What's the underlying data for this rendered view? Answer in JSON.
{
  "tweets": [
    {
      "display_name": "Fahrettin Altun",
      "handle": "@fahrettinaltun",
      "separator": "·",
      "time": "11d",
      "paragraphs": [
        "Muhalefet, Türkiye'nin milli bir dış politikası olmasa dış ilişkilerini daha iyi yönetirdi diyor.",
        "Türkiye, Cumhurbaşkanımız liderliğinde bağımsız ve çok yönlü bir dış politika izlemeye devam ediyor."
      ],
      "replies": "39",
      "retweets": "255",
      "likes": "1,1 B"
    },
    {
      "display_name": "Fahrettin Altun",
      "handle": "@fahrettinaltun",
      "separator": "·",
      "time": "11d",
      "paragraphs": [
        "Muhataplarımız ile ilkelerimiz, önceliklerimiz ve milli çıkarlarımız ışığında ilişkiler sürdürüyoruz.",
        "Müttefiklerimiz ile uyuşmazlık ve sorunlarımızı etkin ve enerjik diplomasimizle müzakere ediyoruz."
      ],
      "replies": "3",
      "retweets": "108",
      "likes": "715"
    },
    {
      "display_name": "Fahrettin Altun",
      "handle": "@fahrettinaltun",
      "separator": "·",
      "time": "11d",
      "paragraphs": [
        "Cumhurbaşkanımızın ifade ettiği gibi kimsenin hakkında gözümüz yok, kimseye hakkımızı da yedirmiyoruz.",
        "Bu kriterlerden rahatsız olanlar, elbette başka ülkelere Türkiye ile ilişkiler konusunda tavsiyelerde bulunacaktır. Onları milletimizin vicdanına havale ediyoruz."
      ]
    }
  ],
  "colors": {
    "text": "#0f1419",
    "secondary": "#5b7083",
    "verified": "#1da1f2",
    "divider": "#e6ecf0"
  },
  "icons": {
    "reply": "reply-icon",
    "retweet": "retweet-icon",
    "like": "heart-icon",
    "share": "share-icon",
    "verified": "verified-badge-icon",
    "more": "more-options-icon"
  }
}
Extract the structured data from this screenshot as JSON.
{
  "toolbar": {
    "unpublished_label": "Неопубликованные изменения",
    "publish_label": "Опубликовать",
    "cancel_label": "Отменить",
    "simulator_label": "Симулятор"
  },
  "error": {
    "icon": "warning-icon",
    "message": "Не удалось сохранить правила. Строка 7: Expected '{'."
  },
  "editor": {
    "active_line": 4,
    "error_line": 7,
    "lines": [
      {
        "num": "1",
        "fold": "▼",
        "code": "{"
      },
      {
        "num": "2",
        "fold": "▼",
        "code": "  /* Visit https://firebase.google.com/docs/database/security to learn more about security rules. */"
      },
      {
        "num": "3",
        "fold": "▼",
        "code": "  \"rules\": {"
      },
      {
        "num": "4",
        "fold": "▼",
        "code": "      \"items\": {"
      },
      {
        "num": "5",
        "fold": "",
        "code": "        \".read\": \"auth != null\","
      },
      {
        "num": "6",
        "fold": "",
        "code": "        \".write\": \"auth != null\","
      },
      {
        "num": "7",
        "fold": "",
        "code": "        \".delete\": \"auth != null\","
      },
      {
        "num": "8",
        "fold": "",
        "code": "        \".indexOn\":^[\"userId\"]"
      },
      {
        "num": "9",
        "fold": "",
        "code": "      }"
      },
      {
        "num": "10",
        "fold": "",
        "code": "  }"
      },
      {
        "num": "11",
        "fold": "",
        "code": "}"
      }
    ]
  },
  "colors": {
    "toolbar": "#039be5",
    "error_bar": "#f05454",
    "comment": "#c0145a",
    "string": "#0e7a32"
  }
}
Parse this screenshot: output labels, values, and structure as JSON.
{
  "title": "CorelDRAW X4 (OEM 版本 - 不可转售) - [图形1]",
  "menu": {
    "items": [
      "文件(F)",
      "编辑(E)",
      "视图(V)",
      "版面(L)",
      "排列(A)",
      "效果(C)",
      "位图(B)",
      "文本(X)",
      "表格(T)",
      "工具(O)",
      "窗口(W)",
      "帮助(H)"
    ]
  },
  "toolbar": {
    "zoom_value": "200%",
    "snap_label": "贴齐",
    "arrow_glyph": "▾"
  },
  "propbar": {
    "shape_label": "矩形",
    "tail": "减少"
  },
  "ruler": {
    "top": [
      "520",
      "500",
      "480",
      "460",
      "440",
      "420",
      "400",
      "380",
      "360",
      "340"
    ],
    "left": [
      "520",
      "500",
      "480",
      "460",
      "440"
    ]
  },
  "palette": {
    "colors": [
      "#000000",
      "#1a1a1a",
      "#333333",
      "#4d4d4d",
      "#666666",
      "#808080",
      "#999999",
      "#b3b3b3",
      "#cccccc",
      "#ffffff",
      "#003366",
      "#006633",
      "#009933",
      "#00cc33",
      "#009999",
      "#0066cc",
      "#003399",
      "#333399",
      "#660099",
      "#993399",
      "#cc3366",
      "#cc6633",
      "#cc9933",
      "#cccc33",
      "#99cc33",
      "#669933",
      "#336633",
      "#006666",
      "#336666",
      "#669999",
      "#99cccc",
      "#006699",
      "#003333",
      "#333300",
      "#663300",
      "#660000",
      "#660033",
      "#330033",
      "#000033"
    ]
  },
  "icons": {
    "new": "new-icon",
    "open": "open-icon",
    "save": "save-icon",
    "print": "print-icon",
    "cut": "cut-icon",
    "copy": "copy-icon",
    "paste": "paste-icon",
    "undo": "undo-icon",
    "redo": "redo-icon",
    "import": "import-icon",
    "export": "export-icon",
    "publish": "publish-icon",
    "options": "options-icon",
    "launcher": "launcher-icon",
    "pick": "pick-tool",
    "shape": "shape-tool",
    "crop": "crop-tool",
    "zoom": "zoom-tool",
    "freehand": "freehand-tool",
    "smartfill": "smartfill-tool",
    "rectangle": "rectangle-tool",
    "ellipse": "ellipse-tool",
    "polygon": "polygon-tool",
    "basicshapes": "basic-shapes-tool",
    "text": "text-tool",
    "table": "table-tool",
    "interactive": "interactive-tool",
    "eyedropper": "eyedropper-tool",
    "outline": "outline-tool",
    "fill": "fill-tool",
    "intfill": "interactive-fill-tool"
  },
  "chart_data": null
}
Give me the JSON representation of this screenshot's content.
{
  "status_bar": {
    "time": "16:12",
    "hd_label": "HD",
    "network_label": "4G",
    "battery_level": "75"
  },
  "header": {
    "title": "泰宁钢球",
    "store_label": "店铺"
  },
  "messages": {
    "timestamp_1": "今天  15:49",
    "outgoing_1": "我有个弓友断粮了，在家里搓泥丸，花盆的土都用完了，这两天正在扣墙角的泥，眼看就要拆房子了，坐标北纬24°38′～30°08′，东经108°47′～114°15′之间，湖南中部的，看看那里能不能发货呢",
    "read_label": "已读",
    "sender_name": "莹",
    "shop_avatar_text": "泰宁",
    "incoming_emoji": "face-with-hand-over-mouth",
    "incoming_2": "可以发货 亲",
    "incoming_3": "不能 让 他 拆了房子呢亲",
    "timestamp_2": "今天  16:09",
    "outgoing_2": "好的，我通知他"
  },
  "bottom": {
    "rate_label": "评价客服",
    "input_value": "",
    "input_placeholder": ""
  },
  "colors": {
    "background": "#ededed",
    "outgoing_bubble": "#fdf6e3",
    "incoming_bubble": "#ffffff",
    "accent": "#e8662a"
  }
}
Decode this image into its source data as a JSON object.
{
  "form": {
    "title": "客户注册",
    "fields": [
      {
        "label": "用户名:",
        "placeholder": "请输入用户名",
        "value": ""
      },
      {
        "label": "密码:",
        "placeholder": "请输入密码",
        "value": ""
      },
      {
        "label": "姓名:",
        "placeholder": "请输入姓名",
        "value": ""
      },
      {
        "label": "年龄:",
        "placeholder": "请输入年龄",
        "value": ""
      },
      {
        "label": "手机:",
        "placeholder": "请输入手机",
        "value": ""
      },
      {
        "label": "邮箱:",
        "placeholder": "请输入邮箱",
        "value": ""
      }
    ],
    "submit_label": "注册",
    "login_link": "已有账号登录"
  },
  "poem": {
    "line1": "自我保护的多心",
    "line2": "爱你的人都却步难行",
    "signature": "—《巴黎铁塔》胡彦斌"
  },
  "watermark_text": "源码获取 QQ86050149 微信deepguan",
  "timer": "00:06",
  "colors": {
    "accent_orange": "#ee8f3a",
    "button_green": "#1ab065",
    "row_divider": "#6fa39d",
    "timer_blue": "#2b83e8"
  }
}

- _Short problem_
Look over the records above and copy each line that includes the string "verified".

- _Response_
    "verified": "#1da1f2",
    "verified": "verified-badge-icon",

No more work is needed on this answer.